» **Records shown**

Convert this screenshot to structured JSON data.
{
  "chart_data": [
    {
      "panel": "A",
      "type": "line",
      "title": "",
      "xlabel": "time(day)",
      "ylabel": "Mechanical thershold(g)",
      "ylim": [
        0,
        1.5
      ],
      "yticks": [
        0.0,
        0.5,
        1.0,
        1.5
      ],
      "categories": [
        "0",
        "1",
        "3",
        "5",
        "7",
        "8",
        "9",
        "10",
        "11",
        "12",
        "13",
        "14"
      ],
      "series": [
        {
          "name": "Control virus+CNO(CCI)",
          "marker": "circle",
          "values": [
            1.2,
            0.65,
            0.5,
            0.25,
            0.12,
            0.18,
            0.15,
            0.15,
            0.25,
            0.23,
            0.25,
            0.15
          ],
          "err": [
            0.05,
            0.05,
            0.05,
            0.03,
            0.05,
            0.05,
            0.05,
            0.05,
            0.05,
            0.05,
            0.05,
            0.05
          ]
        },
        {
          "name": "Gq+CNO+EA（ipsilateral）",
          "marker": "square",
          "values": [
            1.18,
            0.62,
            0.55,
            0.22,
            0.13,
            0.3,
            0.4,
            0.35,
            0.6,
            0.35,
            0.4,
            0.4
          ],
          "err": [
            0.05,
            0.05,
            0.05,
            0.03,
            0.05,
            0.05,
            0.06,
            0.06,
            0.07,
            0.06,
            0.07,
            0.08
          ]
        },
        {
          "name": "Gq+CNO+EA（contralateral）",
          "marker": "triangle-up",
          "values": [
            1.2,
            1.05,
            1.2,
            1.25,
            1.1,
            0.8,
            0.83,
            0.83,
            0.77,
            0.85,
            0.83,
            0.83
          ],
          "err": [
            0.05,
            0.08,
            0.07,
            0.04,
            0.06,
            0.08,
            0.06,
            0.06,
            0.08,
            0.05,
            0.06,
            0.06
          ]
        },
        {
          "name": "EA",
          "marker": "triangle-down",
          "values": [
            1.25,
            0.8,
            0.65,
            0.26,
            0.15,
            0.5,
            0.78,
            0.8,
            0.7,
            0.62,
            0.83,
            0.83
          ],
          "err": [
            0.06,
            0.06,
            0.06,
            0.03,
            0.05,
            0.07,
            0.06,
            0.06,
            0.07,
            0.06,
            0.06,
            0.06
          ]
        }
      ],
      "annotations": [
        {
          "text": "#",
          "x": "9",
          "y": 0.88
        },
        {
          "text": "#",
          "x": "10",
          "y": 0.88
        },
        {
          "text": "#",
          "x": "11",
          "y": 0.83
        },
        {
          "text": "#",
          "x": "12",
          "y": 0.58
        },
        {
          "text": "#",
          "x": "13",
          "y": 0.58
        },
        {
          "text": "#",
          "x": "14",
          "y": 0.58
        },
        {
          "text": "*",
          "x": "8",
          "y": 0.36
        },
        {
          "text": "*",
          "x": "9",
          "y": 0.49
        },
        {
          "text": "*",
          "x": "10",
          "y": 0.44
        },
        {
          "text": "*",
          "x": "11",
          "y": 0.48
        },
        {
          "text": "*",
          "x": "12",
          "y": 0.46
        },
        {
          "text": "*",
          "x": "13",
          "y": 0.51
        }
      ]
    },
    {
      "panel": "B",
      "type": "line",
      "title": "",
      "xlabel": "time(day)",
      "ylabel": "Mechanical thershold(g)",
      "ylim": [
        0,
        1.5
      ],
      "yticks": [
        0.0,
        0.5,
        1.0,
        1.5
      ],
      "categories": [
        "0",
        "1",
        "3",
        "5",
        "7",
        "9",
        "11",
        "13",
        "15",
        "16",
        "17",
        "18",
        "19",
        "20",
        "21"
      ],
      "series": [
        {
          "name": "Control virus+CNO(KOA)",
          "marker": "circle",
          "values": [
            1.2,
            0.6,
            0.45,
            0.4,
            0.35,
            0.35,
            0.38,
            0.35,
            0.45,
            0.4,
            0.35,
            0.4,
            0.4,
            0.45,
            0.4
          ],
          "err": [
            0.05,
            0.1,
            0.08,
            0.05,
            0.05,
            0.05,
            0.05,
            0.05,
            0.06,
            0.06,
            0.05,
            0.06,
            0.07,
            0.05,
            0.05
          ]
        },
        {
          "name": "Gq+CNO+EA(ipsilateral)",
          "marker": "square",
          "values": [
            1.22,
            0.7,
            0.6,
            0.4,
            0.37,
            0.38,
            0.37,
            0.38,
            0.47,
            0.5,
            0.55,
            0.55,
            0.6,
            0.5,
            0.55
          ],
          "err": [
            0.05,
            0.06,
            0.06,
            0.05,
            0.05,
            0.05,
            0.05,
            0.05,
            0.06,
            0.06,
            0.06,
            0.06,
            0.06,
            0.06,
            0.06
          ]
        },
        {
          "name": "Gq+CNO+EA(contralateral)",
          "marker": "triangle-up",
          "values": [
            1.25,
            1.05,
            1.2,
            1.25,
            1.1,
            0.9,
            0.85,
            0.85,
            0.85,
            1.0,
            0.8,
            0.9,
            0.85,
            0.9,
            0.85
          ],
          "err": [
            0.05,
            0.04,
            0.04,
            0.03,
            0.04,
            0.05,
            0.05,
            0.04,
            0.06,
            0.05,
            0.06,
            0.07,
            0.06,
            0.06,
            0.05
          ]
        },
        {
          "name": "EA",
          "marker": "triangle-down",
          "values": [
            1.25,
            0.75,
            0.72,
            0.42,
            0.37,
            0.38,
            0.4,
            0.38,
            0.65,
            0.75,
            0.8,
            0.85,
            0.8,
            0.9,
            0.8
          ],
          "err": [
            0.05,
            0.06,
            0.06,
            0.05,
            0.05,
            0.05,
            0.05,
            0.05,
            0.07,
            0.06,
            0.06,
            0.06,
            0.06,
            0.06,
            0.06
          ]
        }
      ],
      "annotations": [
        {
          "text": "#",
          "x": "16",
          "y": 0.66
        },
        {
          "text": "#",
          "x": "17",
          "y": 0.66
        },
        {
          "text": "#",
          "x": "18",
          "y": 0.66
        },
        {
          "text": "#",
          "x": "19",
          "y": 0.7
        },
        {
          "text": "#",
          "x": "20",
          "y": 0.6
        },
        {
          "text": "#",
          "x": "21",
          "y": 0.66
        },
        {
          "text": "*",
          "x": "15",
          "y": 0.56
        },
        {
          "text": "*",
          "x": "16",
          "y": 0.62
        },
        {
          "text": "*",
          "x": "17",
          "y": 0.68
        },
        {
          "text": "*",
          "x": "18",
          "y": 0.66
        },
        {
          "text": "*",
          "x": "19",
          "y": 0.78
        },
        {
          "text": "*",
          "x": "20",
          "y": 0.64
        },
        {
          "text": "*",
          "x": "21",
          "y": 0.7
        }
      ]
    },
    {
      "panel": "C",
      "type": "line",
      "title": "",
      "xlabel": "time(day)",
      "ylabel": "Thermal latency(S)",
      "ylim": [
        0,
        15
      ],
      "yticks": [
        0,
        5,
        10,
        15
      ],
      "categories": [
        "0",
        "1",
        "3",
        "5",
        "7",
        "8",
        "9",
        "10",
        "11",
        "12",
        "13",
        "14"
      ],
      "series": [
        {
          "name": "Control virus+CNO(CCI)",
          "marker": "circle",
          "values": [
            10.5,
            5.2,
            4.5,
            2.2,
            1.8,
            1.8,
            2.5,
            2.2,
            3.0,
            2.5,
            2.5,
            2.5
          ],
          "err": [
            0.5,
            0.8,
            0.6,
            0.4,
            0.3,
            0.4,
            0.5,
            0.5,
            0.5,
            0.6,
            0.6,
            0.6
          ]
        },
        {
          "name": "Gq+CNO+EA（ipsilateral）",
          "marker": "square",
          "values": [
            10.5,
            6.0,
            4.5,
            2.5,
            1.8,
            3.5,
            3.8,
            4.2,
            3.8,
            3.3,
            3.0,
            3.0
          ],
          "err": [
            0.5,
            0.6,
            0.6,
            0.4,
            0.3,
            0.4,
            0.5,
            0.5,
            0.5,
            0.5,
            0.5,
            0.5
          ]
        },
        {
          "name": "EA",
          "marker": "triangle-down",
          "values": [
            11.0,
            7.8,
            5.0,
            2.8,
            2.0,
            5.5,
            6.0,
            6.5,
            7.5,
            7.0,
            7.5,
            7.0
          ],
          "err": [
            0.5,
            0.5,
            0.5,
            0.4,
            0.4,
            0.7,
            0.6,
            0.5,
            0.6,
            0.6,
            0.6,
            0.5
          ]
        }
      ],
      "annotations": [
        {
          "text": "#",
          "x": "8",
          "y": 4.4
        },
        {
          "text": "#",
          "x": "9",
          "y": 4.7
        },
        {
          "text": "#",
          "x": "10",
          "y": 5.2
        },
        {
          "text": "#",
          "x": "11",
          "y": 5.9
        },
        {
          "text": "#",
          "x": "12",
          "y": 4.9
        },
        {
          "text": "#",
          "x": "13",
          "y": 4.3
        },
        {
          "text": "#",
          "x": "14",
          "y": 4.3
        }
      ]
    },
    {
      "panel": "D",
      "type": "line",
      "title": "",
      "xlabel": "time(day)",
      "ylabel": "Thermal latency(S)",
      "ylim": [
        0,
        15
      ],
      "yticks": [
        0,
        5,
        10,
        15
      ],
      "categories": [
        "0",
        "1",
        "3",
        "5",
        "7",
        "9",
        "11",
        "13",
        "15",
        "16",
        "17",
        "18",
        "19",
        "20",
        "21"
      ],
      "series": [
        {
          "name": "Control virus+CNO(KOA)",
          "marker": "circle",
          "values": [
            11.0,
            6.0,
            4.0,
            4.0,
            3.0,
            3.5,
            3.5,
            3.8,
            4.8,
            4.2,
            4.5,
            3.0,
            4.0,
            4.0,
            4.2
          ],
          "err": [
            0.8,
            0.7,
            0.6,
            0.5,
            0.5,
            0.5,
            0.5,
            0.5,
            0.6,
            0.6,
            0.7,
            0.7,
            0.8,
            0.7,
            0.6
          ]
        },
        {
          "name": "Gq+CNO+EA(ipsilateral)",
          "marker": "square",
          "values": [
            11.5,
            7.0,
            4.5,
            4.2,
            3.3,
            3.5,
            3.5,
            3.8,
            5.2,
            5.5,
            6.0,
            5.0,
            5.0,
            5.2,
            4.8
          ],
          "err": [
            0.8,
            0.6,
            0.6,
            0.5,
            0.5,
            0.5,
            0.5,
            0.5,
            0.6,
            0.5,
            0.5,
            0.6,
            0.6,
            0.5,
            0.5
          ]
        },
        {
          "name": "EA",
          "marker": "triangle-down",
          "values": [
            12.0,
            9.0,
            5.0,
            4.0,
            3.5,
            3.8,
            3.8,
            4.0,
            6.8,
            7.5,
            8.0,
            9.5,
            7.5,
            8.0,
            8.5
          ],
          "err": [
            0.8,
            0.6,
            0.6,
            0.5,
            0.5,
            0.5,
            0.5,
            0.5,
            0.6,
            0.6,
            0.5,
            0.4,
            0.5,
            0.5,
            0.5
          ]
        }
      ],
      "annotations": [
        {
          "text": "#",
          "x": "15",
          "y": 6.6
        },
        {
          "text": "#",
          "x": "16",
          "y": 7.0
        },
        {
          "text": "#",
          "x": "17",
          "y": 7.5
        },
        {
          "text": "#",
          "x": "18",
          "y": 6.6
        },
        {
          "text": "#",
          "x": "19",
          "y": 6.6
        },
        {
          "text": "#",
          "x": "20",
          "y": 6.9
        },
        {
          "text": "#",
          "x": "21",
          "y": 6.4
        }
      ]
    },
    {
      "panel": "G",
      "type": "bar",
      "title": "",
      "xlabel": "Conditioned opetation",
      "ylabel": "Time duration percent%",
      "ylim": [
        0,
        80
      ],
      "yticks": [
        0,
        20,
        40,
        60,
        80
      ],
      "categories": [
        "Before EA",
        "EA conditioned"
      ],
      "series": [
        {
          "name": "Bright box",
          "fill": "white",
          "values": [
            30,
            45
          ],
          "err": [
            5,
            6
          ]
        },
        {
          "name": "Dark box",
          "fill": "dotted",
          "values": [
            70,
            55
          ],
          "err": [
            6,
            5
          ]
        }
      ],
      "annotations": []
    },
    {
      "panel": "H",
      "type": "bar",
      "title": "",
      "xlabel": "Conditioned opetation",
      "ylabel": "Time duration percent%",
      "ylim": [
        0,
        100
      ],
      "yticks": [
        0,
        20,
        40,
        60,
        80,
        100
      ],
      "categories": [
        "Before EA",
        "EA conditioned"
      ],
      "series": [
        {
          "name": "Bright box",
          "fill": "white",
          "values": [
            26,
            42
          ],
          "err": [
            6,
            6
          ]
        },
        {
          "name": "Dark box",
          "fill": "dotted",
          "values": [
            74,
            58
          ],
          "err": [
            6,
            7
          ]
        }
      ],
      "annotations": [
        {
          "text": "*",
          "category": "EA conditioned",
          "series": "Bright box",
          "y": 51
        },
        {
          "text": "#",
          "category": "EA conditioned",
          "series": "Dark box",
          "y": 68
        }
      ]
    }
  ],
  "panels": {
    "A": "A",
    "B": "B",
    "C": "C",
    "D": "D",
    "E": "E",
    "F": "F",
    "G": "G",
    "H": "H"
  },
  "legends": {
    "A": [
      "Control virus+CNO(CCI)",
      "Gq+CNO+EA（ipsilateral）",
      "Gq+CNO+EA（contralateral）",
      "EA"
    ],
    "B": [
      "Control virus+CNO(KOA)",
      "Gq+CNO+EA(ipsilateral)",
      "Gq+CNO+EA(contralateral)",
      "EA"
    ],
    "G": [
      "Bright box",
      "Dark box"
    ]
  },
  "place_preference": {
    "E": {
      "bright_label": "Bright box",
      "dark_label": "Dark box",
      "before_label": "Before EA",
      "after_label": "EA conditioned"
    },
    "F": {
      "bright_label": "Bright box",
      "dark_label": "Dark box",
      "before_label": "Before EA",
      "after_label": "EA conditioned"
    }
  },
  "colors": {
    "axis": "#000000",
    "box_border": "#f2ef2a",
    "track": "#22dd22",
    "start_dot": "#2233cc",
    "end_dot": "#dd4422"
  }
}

» **Try it**
Search the records for the string "contralateral", and copy every line that holds it.

» **Solution to this exercise**
          "name": "Gq+CNO+EA（contralateral）",
          "name": "Gq+CNO+EA(contralateral)",
      "Gq+CNO+EA（contralateral）",
      "Gq+CNO+EA(contralateral)",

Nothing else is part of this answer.